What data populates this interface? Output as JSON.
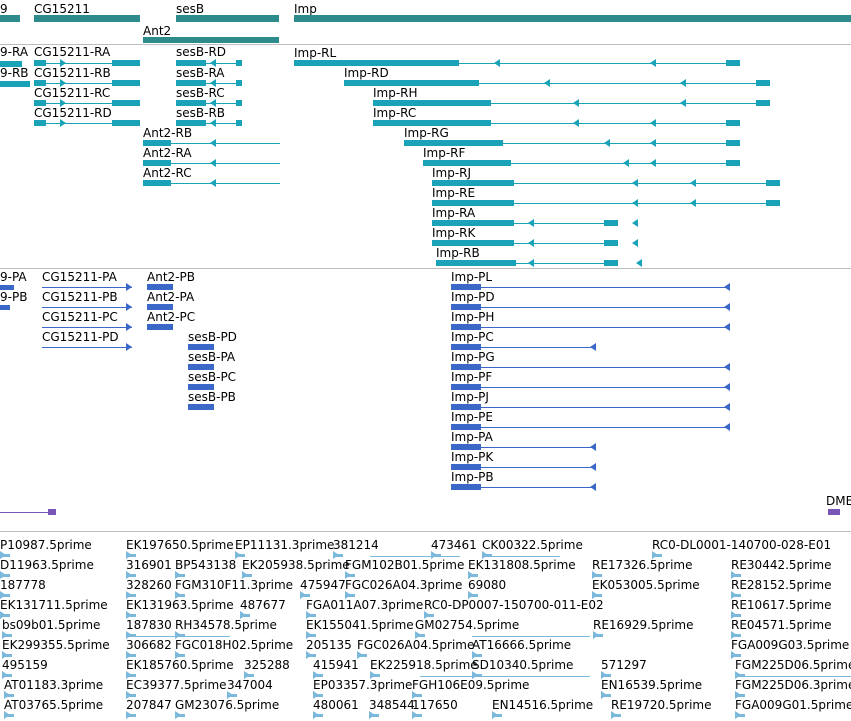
{
  "colors": {
    "gene": "#2e8b8b",
    "transcript": "#1aa3b8",
    "protein": "#3a67c8",
    "est": "#7ab8dc",
    "separator": "#bdbdbd",
    "misc": "#7a55b8"
  },
  "gene_track": {
    "labels": [
      "9",
      "CG15211",
      "sesB",
      "Imp",
      "Ant2"
    ]
  },
  "transcript_track": {
    "labels": [
      "9-RA",
      "9-RB",
      "CG15211-RA",
      "CG15211-RB",
      "CG15211-RC",
      "CG15211-RD",
      "sesB-RD",
      "sesB-RA",
      "sesB-RC",
      "sesB-RB",
      "Ant2-RB",
      "Ant2-RA",
      "Ant2-RC",
      "Imp-RL",
      "Imp-RD",
      "Imp-RH",
      "Imp-RC",
      "Imp-RG",
      "Imp-RF",
      "Imp-RJ",
      "Imp-RE",
      "Imp-RA",
      "Imp-RK",
      "Imp-RB"
    ]
  },
  "protein_track": {
    "labels": [
      "9-PA",
      "9-PB",
      "CG15211-PA",
      "CG15211-PB",
      "CG15211-PC",
      "CG15211-PD",
      "Ant2-PB",
      "Ant2-PA",
      "Ant2-PC",
      "sesB-PD",
      "sesB-PA",
      "sesB-PC",
      "sesB-PB",
      "Imp-PL",
      "Imp-PD",
      "Imp-PH",
      "Imp-PC",
      "Imp-PG",
      "Imp-PF",
      "Imp-PJ",
      "Imp-PE",
      "Imp-PA",
      "Imp-PK",
      "Imp-PB"
    ]
  },
  "misc_track": {
    "labels": [
      "DME"
    ]
  },
  "est_track": {
    "labels": [
      "P10987.5prime",
      "EK197650.5prime",
      "EP11131.3prime",
      "381214",
      "473461",
      "CK00322.5prime",
      "RC0-DL0001-140700-028-E01",
      "D11963.5prime",
      "316901",
      "BP543138",
      "EK205938.5prime",
      "FGM102B01.5prime",
      "EK131808.5prime",
      "RE17326.5prime",
      "RE30442.5prime",
      "187778",
      "328260",
      "FGM310F11.3prime",
      "475947",
      "FGC026A04.3prime",
      "69080",
      "EK053005.5prime",
      "RE28152.5prime",
      "EK131711.5prime",
      "EK131963.5prime",
      "487677",
      "FGA011A07.3prime",
      "RC0-DP0007-150700-011-E02",
      "RE10617.5prime",
      "bs09b01.5prime",
      "187830",
      "RH34578.5prime",
      "EK155041.5prime",
      "GM02754.5prime",
      "RE16929.5prime",
      "RE04571.5prime",
      "EK299355.5prime",
      "306682",
      "FGC018H02.5prime",
      "205135",
      "FGC026A04.5prime",
      "AT16666.5prime",
      "FGA009G03.5prime",
      "495159",
      "EK185760.5prime",
      "325288",
      "415941",
      "EK225918.5prime",
      "SD10340.5prime",
      "571297",
      "FGM225D06.5prime",
      "AT01183.3prime",
      "EC39377.5prime",
      "347004",
      "EP03357.3prime",
      "FGH106E09.5prime",
      "EN16539.5prime",
      "FGM225D06.3prime",
      "AT03765.5prime",
      "207847",
      "GM23076.5prime",
      "480061",
      "348544",
      "117650",
      "EN14516.5prime",
      "RE19720.5prime",
      "FGA009G01.5prime"
    ]
  }
}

● **TASK ITEM**:
In the records above, how many lines include the string "sesB"? Answer with only the number.

● **COMPLETED EXERCISE**:
9